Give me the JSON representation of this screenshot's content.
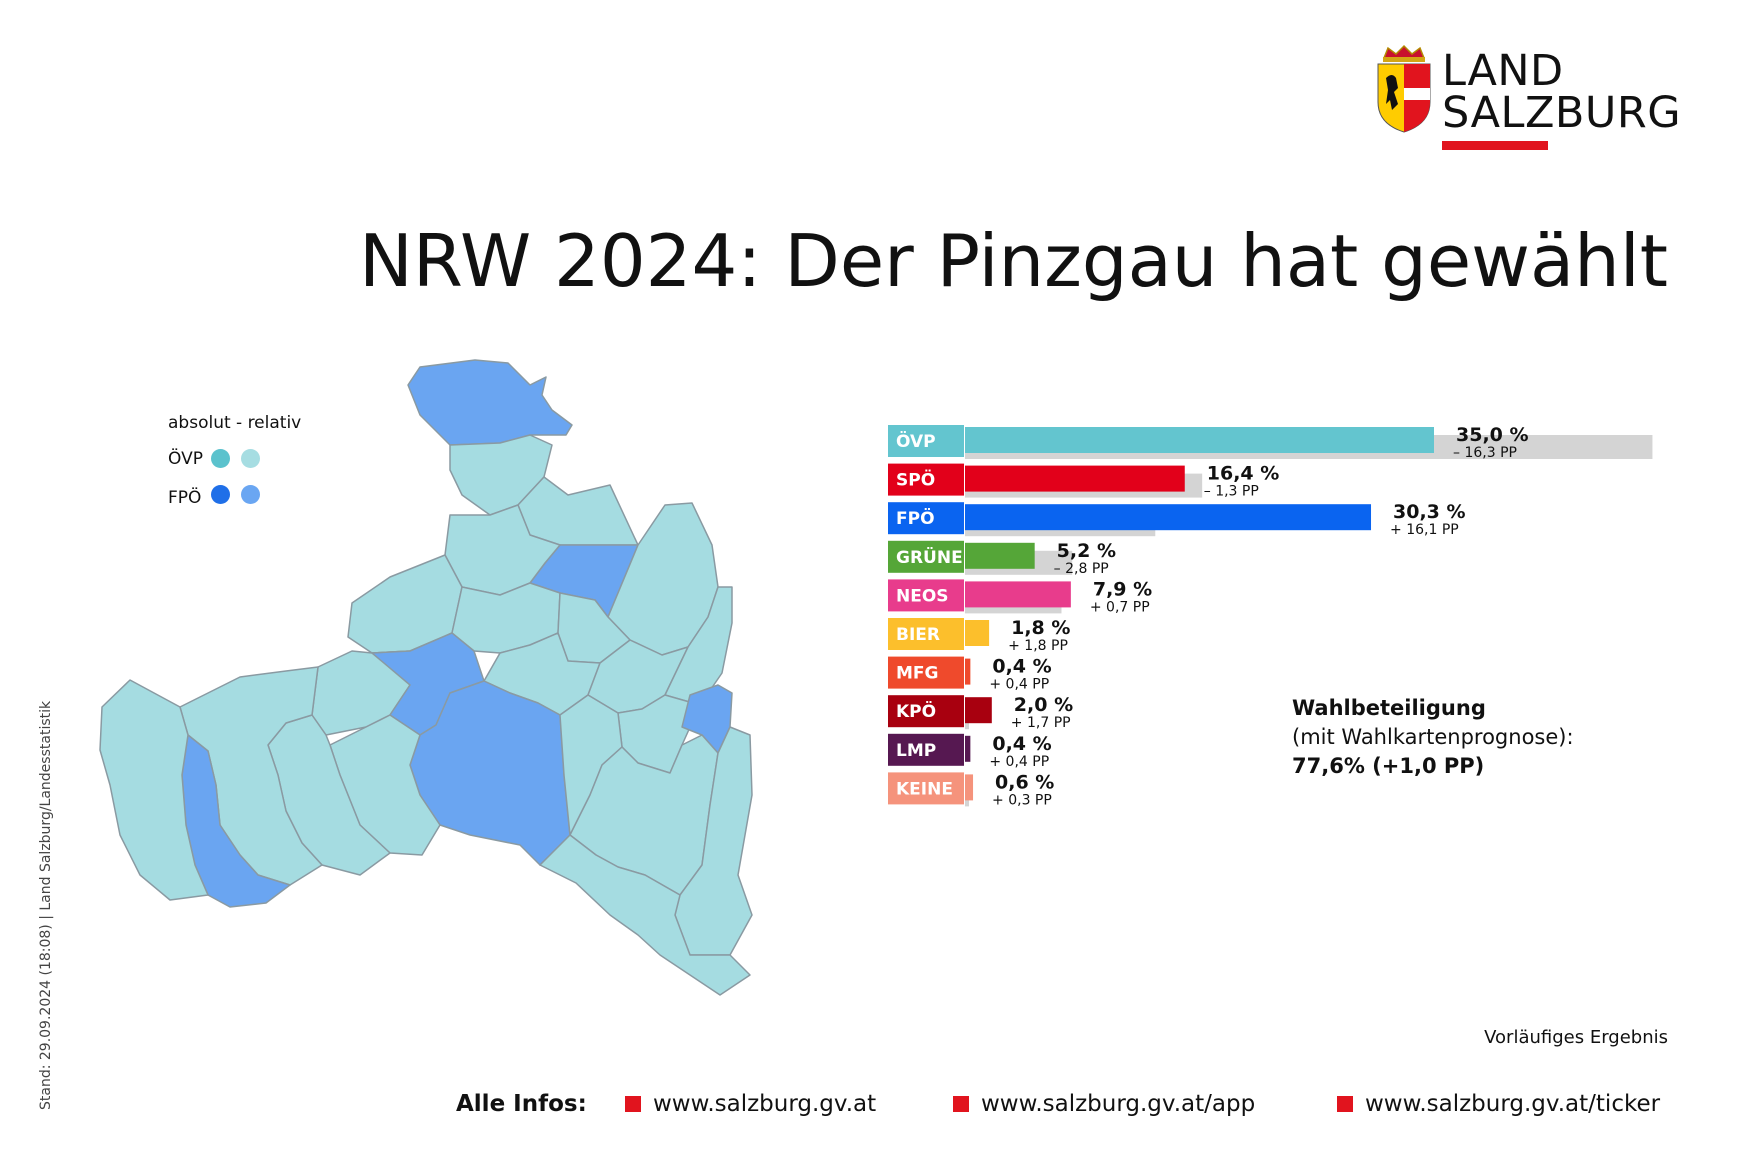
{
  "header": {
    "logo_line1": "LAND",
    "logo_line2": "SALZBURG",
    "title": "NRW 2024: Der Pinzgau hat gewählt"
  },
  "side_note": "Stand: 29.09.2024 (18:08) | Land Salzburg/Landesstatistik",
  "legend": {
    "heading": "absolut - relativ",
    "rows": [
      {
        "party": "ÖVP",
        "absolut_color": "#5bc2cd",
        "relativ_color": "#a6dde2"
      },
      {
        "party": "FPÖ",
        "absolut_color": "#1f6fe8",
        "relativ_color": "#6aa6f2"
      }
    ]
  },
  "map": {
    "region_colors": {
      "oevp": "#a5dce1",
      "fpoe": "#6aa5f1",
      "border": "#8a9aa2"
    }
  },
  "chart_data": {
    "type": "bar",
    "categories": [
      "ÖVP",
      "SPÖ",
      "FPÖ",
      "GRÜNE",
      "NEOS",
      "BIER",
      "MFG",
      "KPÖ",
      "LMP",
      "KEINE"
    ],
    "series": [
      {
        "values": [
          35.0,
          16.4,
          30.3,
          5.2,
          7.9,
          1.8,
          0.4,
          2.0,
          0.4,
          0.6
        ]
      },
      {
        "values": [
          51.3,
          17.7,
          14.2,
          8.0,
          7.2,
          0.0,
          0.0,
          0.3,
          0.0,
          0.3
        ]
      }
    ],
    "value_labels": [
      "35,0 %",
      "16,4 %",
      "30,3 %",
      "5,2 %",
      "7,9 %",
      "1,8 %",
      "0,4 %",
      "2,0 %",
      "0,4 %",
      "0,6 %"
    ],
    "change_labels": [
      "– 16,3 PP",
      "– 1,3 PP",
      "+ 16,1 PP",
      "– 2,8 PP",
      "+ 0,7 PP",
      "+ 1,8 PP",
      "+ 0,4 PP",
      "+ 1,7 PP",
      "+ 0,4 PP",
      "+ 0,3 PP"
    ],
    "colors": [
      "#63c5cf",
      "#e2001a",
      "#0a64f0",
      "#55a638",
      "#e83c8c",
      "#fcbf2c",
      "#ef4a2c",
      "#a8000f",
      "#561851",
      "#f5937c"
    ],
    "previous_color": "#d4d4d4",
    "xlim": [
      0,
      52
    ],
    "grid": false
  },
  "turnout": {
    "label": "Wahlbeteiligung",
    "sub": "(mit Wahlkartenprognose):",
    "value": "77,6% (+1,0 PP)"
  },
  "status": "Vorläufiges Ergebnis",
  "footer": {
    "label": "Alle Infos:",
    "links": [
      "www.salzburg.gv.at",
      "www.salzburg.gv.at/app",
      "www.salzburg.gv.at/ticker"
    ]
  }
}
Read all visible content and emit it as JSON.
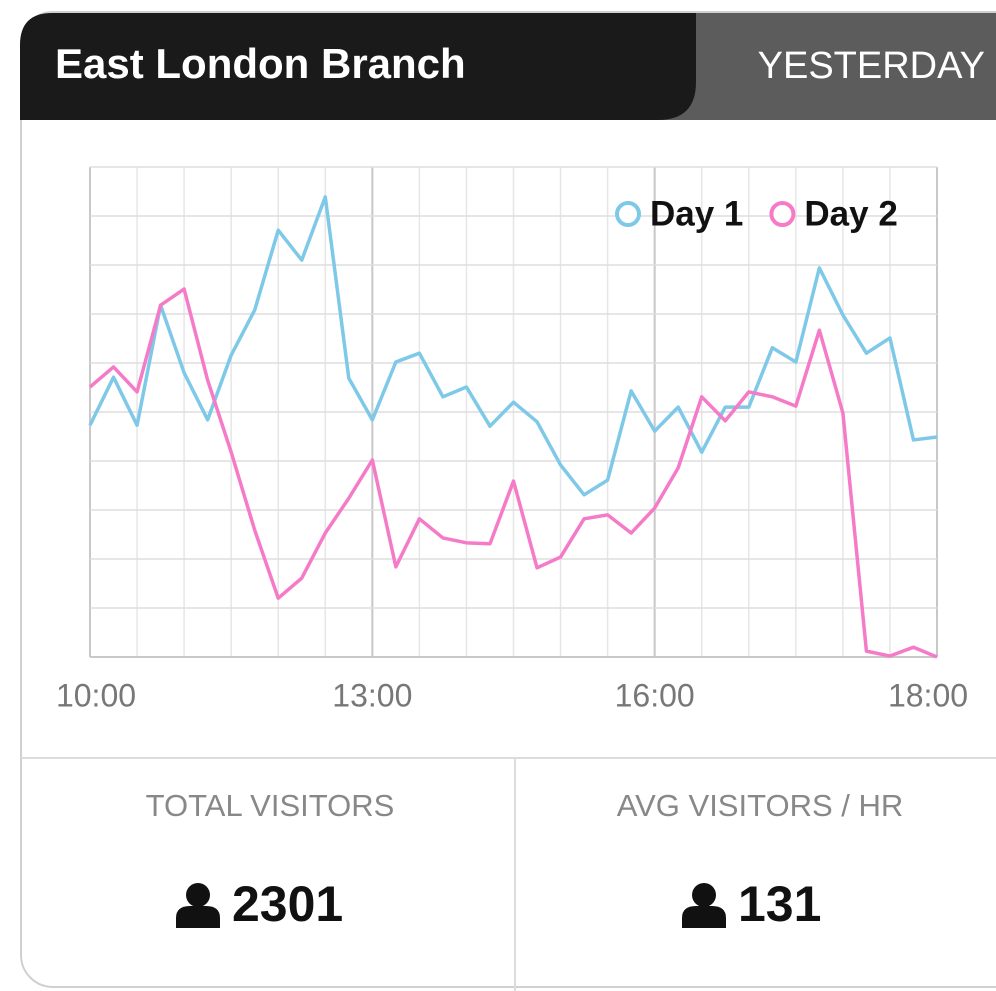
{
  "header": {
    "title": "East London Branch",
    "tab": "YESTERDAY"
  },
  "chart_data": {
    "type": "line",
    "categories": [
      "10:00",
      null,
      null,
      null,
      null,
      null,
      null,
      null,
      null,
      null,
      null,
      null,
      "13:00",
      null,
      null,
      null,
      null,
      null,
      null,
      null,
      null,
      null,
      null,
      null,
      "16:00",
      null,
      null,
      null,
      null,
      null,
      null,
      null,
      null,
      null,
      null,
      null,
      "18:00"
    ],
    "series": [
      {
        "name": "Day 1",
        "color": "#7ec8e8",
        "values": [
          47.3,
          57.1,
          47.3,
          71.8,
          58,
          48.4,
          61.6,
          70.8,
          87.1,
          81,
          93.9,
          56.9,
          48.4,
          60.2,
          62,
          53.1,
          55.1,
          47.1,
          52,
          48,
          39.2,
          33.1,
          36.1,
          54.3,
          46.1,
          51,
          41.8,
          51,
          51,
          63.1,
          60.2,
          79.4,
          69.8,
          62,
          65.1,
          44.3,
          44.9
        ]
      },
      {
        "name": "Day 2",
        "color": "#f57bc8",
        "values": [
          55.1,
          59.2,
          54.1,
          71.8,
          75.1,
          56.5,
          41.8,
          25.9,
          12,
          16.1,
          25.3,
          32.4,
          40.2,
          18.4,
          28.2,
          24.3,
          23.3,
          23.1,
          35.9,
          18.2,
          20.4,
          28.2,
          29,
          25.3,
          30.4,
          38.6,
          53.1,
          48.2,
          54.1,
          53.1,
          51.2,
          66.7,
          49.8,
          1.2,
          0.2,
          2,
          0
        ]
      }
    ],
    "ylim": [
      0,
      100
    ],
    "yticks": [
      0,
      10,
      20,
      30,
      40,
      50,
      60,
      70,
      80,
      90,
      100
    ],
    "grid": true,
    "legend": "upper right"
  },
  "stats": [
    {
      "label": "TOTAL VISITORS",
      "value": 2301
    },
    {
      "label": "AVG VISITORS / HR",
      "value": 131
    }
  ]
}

Problem requirements ▸
In the entries above, find the lines containing the word "JSON" and say how many there are, with no other words.

The output ▸
2